#### [Exercise]
Look for the string "conversational" and copy every line that has it.

┌────────

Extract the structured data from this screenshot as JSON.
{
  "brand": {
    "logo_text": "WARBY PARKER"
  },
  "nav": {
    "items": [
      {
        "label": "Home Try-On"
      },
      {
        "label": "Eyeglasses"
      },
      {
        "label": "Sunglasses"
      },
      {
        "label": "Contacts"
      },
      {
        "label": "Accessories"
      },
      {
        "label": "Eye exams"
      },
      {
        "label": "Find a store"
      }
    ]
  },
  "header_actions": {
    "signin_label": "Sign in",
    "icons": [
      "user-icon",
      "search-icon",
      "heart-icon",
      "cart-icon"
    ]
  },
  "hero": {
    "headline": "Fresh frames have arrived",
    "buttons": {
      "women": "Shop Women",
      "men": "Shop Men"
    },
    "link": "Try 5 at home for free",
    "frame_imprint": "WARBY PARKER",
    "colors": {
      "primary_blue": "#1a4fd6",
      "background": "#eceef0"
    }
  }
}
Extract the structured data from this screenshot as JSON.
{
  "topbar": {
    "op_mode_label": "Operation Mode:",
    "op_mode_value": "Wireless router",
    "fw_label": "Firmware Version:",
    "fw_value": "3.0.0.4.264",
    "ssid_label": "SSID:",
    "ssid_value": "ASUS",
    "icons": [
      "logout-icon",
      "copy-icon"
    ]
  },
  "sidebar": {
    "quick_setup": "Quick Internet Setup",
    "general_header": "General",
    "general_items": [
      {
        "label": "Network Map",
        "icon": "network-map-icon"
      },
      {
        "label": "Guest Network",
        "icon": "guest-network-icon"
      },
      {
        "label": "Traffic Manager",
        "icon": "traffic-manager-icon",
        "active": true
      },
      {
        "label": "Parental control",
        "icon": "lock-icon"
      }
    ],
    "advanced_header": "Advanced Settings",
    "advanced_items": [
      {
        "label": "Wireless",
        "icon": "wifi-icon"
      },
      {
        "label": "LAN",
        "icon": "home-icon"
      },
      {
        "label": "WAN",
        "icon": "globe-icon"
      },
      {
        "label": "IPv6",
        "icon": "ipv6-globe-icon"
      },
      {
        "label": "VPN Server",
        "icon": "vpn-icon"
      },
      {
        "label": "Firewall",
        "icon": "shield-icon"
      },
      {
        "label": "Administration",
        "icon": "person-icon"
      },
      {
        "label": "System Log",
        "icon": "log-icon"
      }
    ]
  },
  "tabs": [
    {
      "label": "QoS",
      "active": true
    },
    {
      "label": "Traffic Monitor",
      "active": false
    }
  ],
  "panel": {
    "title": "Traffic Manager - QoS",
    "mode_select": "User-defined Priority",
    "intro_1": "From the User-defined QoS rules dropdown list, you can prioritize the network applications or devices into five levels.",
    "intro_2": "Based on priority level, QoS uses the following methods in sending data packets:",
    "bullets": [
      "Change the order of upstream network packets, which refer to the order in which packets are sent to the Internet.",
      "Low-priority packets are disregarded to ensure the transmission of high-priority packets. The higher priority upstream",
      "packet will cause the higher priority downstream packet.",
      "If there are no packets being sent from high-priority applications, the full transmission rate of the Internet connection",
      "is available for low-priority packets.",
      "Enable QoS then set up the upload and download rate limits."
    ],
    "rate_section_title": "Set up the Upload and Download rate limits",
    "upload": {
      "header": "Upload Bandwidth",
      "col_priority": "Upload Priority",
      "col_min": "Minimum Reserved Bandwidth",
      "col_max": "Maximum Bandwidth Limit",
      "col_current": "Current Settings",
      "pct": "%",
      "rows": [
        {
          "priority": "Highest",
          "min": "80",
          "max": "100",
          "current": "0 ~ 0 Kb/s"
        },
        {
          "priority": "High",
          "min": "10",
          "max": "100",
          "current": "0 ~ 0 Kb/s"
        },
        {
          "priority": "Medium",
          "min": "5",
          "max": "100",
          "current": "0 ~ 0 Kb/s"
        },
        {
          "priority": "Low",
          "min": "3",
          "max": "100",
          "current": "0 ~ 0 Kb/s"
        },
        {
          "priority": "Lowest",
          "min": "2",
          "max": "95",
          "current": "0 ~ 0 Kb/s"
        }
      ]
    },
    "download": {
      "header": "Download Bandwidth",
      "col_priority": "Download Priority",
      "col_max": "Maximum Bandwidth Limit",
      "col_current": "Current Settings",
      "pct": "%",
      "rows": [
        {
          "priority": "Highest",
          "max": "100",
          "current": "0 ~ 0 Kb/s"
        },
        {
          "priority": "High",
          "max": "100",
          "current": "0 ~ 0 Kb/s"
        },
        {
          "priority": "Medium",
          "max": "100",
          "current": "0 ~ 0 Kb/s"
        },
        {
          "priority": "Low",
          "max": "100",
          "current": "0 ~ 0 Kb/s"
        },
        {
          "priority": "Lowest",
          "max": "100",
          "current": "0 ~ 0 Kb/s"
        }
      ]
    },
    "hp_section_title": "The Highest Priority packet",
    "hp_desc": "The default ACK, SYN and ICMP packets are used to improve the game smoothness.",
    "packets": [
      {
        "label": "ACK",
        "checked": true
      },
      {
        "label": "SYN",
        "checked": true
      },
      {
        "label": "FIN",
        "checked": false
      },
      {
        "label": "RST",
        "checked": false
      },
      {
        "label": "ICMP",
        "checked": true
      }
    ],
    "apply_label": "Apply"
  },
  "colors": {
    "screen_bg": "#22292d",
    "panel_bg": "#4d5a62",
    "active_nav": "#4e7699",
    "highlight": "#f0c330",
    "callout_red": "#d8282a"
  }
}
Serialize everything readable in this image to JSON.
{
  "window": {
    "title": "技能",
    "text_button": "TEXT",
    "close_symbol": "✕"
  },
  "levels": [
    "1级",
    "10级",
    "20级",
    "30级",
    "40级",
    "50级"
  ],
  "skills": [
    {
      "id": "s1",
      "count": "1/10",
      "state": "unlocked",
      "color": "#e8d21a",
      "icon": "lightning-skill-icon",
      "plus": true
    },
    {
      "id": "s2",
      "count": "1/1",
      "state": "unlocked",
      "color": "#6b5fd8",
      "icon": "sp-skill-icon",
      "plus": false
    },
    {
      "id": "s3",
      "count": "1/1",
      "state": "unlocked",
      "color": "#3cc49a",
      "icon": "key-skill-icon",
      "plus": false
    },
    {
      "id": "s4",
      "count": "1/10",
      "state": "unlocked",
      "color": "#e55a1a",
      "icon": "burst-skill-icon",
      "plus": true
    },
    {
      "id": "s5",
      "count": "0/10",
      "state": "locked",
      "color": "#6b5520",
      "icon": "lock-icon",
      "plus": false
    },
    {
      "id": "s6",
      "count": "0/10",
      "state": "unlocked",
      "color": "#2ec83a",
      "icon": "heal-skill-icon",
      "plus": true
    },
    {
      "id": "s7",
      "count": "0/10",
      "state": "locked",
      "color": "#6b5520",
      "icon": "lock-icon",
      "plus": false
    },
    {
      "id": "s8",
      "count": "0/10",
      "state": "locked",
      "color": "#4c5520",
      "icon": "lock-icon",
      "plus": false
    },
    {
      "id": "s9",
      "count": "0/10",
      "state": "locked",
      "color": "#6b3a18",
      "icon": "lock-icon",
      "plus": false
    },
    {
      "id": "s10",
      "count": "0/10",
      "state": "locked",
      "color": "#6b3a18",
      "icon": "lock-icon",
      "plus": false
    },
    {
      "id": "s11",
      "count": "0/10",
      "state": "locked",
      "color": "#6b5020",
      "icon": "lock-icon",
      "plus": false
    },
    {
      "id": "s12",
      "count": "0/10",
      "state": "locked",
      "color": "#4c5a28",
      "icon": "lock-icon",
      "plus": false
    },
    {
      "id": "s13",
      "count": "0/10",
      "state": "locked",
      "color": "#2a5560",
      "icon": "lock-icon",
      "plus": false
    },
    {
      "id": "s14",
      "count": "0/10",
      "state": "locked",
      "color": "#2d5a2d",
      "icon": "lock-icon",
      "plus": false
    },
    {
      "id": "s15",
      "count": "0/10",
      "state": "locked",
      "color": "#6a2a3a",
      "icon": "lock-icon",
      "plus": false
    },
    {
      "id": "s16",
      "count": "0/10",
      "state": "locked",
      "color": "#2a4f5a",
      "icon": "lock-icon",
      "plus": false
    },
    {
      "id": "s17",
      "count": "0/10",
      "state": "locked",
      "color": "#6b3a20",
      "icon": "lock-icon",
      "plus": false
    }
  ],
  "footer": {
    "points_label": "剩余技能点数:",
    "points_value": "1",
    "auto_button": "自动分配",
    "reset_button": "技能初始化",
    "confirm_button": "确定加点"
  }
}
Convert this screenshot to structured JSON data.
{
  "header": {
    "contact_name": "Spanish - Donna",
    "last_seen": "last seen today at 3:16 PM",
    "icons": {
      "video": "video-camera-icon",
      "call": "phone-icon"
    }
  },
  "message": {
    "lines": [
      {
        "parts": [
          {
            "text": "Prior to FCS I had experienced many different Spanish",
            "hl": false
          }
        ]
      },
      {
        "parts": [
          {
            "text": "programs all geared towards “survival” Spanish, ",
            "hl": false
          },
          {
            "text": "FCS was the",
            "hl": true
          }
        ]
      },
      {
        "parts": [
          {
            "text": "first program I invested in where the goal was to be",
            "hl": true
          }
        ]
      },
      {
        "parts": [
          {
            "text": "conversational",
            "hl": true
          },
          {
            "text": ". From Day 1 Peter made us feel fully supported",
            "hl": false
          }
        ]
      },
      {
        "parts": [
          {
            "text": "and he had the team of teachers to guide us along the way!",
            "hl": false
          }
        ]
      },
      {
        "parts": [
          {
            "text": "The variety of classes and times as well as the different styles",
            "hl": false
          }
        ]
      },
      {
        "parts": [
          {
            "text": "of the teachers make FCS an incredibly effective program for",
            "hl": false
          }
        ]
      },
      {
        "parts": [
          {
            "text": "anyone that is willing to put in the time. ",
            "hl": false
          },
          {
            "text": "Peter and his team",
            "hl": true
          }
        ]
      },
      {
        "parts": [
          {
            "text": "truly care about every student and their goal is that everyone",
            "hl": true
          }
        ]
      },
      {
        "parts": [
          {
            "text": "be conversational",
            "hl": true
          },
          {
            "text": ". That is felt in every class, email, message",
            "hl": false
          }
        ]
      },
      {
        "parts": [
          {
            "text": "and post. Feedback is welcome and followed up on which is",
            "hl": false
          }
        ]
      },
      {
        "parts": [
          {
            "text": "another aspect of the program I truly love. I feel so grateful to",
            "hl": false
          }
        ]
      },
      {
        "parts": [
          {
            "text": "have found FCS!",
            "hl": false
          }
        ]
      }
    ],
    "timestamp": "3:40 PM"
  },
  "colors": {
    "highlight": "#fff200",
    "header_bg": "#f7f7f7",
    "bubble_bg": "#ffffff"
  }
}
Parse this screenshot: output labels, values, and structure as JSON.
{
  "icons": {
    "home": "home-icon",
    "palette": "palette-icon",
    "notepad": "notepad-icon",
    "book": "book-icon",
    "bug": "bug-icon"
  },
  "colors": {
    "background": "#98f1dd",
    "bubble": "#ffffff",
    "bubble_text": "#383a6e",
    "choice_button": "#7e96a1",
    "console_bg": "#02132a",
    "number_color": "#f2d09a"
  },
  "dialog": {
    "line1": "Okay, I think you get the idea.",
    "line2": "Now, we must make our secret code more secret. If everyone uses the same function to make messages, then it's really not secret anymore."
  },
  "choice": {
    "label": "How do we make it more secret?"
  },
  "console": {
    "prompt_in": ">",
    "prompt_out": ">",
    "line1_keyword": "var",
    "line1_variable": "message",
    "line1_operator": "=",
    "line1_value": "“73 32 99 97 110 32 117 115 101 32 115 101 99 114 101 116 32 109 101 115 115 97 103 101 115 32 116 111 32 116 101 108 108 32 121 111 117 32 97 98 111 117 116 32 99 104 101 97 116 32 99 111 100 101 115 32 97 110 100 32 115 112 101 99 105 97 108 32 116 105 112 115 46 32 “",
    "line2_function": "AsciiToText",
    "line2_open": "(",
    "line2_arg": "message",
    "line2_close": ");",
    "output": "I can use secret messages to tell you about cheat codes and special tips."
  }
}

└────────

#### [Worked solution]
            "text": "conversational",
            "text": "be conversational",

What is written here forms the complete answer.